◆ Task data
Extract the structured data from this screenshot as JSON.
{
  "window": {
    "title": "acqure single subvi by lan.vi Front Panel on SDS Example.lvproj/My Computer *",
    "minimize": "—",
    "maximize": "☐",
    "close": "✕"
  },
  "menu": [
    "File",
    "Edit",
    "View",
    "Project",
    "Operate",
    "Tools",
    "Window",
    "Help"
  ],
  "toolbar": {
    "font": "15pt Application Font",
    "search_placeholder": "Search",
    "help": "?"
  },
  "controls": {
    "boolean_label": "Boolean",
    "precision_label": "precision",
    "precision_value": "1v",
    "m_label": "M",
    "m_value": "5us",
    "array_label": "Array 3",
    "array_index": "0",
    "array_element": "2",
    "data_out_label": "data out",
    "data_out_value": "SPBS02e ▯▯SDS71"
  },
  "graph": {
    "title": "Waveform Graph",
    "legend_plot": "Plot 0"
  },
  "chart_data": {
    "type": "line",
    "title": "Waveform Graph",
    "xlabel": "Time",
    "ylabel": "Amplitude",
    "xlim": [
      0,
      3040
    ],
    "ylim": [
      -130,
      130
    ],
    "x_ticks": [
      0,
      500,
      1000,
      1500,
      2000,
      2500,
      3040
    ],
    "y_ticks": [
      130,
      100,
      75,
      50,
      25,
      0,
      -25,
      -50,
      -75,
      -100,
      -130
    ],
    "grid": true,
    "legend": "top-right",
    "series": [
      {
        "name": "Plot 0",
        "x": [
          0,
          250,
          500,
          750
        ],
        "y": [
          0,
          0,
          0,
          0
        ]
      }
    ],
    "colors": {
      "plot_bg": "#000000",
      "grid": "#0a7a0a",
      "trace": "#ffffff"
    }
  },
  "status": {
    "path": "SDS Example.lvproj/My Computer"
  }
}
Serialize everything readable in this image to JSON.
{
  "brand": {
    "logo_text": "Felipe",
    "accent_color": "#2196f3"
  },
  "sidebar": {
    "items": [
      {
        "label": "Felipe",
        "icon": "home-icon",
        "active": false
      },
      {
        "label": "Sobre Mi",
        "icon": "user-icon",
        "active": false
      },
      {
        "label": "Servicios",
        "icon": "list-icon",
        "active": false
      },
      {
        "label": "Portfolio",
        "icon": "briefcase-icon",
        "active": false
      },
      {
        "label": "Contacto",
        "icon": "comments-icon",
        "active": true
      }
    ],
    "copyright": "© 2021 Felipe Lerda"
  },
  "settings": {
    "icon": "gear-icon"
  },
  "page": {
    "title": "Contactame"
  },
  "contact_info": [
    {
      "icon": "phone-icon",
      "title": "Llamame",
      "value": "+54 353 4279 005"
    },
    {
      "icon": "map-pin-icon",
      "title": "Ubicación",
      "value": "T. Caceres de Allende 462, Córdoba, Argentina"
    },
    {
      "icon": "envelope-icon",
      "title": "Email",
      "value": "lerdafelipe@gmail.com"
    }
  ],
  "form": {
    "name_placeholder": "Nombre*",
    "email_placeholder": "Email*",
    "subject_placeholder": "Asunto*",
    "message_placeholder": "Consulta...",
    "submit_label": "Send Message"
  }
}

◆ What to produce
All of the entries should be written out again exactly.

◆ Exercise result
Extract the structured data from this screenshot as JSON.
{
  "window": {
    "title": "acqure single subvi by lan.vi Front Panel on SDS Example.lvproj/My Computer *",
    "minimize": "—",
    "maximize": "☐",
    "close": "✕"
  },
  "menu": [
    "File",
    "Edit",
    "View",
    "Project",
    "Operate",
    "Tools",
    "Window",
    "Help"
  ],
  "toolbar": {
    "font": "15pt Application Font",
    "search_placeholder": "Search",
    "help": "?"
  },
  "controls": {
    "boolean_label": "Boolean",
    "precision_label": "precision",
    "precision_value": "1v",
    "m_label": "M",
    "m_value": "5us",
    "array_label": "Array 3",
    "array_index": "0",
    "array_element": "2",
    "data_out_label": "data out",
    "data_out_value": "SPBS02e ▯▯SDS71"
  },
  "graph": {
    "title": "Waveform Graph",
    "legend_plot": "Plot 0"
  },
  "chart_data": {
    "type": "line",
    "title": "Waveform Graph",
    "xlabel": "Time",
    "ylabel": "Amplitude",
    "xlim": [
      0,
      3040
    ],
    "ylim": [
      -130,
      130
    ],
    "x_ticks": [
      0,
      500,
      1000,
      1500,
      2000,
      2500,
      3040
    ],
    "y_ticks": [
      130,
      100,
      75,
      50,
      25,
      0,
      -25,
      -50,
      -75,
      -100,
      -130
    ],
    "grid": true,
    "legend": "top-right",
    "series": [
      {
        "name": "Plot 0",
        "x": [
          0,
          250,
          500,
          750
        ],
        "y": [
          0,
          0,
          0,
          0
        ]
      }
    ],
    "colors": {
      "plot_bg": "#000000",
      "grid": "#0a7a0a",
      "trace": "#ffffff"
    }
  },
  "status": {
    "path": "SDS Example.lvproj/My Computer"
  }
}
Serialize everything readable in this image to JSON.
{
  "brand": {
    "logo_text": "Felipe",
    "accent_color": "#2196f3"
  },
  "sidebar": {
    "items": [
      {
        "label": "Felipe",
        "icon": "home-icon",
        "active": false
      },
      {
        "label": "Sobre Mi",
        "icon": "user-icon",
        "active": false
      },
      {
        "label": "Servicios",
        "icon": "list-icon",
        "active": false
      },
      {
        "label": "Portfolio",
        "icon": "briefcase-icon",
        "active": false
      },
      {
        "label": "Contacto",
        "icon": "comments-icon",
        "active": true
      }
    ],
    "copyright": "© 2021 Felipe Lerda"
  },
  "settings": {
    "icon": "gear-icon"
  },
  "page": {
    "title": "Contactame"
  },
  "contact_info": [
    {
      "icon": "phone-icon",
      "title": "Llamame",
      "value": "+54 353 4279 005"
    },
    {
      "icon": "map-pin-icon",
      "title": "Ubicación",
      "value": "T. Caceres de Allende 462, Córdoba, Argentina"
    },
    {
      "icon": "envelope-icon",
      "title": "Email",
      "value": "lerdafelipe@gmail.com"
    }
  ],
  "form": {
    "name_placeholder": "Nombre*",
    "email_placeholder": "Email*",
    "subject_placeholder": "Asunto*",
    "message_placeholder": "Consulta...",
    "submit_label": "Send Message"
  }
}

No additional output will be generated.